== Listed entries ==

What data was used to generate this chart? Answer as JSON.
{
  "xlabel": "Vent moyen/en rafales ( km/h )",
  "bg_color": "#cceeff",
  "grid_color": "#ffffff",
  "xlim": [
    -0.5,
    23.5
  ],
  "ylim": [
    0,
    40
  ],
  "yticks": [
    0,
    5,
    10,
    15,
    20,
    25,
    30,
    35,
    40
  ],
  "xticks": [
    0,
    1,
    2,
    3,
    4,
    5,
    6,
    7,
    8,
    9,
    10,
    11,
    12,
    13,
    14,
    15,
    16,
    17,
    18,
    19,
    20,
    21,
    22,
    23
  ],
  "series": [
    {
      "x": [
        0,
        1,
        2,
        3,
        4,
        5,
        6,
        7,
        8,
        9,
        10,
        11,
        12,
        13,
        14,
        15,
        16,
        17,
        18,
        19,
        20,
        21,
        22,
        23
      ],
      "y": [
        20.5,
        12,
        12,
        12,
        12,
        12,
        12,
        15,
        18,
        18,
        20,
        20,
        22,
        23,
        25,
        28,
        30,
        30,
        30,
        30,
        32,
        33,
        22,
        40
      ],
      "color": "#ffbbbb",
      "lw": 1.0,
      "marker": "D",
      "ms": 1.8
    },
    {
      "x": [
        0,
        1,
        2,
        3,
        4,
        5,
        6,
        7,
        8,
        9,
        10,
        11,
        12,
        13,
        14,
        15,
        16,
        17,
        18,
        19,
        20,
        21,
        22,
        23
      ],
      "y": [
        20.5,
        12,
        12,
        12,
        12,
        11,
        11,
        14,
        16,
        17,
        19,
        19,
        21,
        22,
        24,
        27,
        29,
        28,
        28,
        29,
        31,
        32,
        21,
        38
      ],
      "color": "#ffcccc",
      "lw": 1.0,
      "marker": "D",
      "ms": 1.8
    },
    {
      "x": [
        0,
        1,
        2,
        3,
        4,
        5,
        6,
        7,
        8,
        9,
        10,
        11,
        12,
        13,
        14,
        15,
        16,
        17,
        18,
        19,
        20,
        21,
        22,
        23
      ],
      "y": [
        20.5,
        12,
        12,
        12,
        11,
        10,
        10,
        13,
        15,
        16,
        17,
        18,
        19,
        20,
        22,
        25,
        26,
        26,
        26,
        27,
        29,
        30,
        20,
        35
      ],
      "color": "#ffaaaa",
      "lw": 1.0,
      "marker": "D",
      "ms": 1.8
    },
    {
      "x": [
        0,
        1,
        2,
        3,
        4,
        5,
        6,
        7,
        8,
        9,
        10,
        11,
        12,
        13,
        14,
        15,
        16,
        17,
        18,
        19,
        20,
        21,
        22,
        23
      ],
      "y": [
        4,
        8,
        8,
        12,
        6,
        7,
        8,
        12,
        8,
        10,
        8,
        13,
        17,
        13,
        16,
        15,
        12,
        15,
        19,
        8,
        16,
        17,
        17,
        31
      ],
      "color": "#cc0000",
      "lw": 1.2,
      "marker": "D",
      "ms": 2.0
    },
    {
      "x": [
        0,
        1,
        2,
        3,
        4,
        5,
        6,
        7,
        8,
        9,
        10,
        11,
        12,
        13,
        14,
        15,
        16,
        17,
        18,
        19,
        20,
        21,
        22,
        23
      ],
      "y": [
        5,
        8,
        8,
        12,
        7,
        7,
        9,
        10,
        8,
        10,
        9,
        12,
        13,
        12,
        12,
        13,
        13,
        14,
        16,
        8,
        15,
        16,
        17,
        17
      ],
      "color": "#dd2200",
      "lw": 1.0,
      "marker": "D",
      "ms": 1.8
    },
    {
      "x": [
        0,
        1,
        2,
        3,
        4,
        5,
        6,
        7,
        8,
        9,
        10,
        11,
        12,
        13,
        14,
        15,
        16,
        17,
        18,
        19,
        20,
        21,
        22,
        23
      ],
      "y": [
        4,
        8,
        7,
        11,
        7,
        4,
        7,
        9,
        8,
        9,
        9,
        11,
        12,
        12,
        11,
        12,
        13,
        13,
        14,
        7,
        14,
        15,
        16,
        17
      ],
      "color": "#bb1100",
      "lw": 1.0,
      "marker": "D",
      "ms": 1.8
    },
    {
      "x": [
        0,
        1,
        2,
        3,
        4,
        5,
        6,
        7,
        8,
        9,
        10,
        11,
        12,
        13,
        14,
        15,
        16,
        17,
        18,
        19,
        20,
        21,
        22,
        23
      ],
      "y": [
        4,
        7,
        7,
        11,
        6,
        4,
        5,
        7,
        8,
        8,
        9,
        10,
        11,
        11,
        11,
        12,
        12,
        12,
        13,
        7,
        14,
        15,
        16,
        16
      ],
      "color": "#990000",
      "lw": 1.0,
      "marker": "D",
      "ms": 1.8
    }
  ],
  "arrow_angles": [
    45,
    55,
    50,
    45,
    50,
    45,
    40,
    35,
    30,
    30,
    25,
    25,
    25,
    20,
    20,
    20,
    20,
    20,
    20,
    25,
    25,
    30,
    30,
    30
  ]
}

===

## Exercise
Restate all of the entries exactly, please.

## Solved problem
What data was used to generate this chart? Answer as JSON.
{
  "xlabel": "Vent moyen/en rafales ( km/h )",
  "bg_color": "#cceeff",
  "grid_color": "#ffffff",
  "xlim": [
    -0.5,
    23.5
  ],
  "ylim": [
    0,
    40
  ],
  "yticks": [
    0,
    5,
    10,
    15,
    20,
    25,
    30,
    35,
    40
  ],
  "xticks": [
    0,
    1,
    2,
    3,
    4,
    5,
    6,
    7,
    8,
    9,
    10,
    11,
    12,
    13,
    14,
    15,
    16,
    17,
    18,
    19,
    20,
    21,
    22,
    23
  ],
  "series": [
    {
      "x": [
        0,
        1,
        2,
        3,
        4,
        5,
        6,
        7,
        8,
        9,
        10,
        11,
        12,
        13,
        14,
        15,
        16,
        17,
        18,
        19,
        20,
        21,
        22,
        23
      ],
      "y": [
        20.5,
        12,
        12,
        12,
        12,
        12,
        12,
        15,
        18,
        18,
        20,
        20,
        22,
        23,
        25,
        28,
        30,
        30,
        30,
        30,
        32,
        33,
        22,
        40
      ],
      "color": "#ffbbbb",
      "lw": 1.0,
      "marker": "D",
      "ms": 1.8
    },
    {
      "x": [
        0,
        1,
        2,
        3,
        4,
        5,
        6,
        7,
        8,
        9,
        10,
        11,
        12,
        13,
        14,
        15,
        16,
        17,
        18,
        19,
        20,
        21,
        22,
        23
      ],
      "y": [
        20.5,
        12,
        12,
        12,
        12,
        11,
        11,
        14,
        16,
        17,
        19,
        19,
        21,
        22,
        24,
        27,
        29,
        28,
        28,
        29,
        31,
        32,
        21,
        38
      ],
      "color": "#ffcccc",
      "lw": 1.0,
      "marker": "D",
      "ms": 1.8
    },
    {
      "x": [
        0,
        1,
        2,
        3,
        4,
        5,
        6,
        7,
        8,
        9,
        10,
        11,
        12,
        13,
        14,
        15,
        16,
        17,
        18,
        19,
        20,
        21,
        22,
        23
      ],
      "y": [
        20.5,
        12,
        12,
        12,
        11,
        10,
        10,
        13,
        15,
        16,
        17,
        18,
        19,
        20,
        22,
        25,
        26,
        26,
        26,
        27,
        29,
        30,
        20,
        35
      ],
      "color": "#ffaaaa",
      "lw": 1.0,
      "marker": "D",
      "ms": 1.8
    },
    {
      "x": [
        0,
        1,
        2,
        3,
        4,
        5,
        6,
        7,
        8,
        9,
        10,
        11,
        12,
        13,
        14,
        15,
        16,
        17,
        18,
        19,
        20,
        21,
        22,
        23
      ],
      "y": [
        4,
        8,
        8,
        12,
        6,
        7,
        8,
        12,
        8,
        10,
        8,
        13,
        17,
        13,
        16,
        15,
        12,
        15,
        19,
        8,
        16,
        17,
        17,
        31
      ],
      "color": "#cc0000",
      "lw": 1.2,
      "marker": "D",
      "ms": 2.0
    },
    {
      "x": [
        0,
        1,
        2,
        3,
        4,
        5,
        6,
        7,
        8,
        9,
        10,
        11,
        12,
        13,
        14,
        15,
        16,
        17,
        18,
        19,
        20,
        21,
        22,
        23
      ],
      "y": [
        5,
        8,
        8,
        12,
        7,
        7,
        9,
        10,
        8,
        10,
        9,
        12,
        13,
        12,
        12,
        13,
        13,
        14,
        16,
        8,
        15,
        16,
        17,
        17
      ],
      "color": "#dd2200",
      "lw": 1.0,
      "marker": "D",
      "ms": 1.8
    },
    {
      "x": [
        0,
        1,
        2,
        3,
        4,
        5,
        6,
        7,
        8,
        9,
        10,
        11,
        12,
        13,
        14,
        15,
        16,
        17,
        18,
        19,
        20,
        21,
        22,
        23
      ],
      "y": [
        4,
        8,
        7,
        11,
        7,
        4,
        7,
        9,
        8,
        9,
        9,
        11,
        12,
        12,
        11,
        12,
        13,
        13,
        14,
        7,
        14,
        15,
        16,
        17
      ],
      "color": "#bb1100",
      "lw": 1.0,
      "marker": "D",
      "ms": 1.8
    },
    {
      "x": [
        0,
        1,
        2,
        3,
        4,
        5,
        6,
        7,
        8,
        9,
        10,
        11,
        12,
        13,
        14,
        15,
        16,
        17,
        18,
        19,
        20,
        21,
        22,
        23
      ],
      "y": [
        4,
        7,
        7,
        11,
        6,
        4,
        5,
        7,
        8,
        8,
        9,
        10,
        11,
        11,
        11,
        12,
        12,
        12,
        13,
        7,
        14,
        15,
        16,
        16
      ],
      "color": "#990000",
      "lw": 1.0,
      "marker": "D",
      "ms": 1.8
    }
  ],
  "arrow_angles": [
    45,
    55,
    50,
    45,
    50,
    45,
    40,
    35,
    30,
    30,
    25,
    25,
    25,
    20,
    20,
    20,
    20,
    20,
    20,
    25,
    25,
    30,
    30,
    30
  ]
}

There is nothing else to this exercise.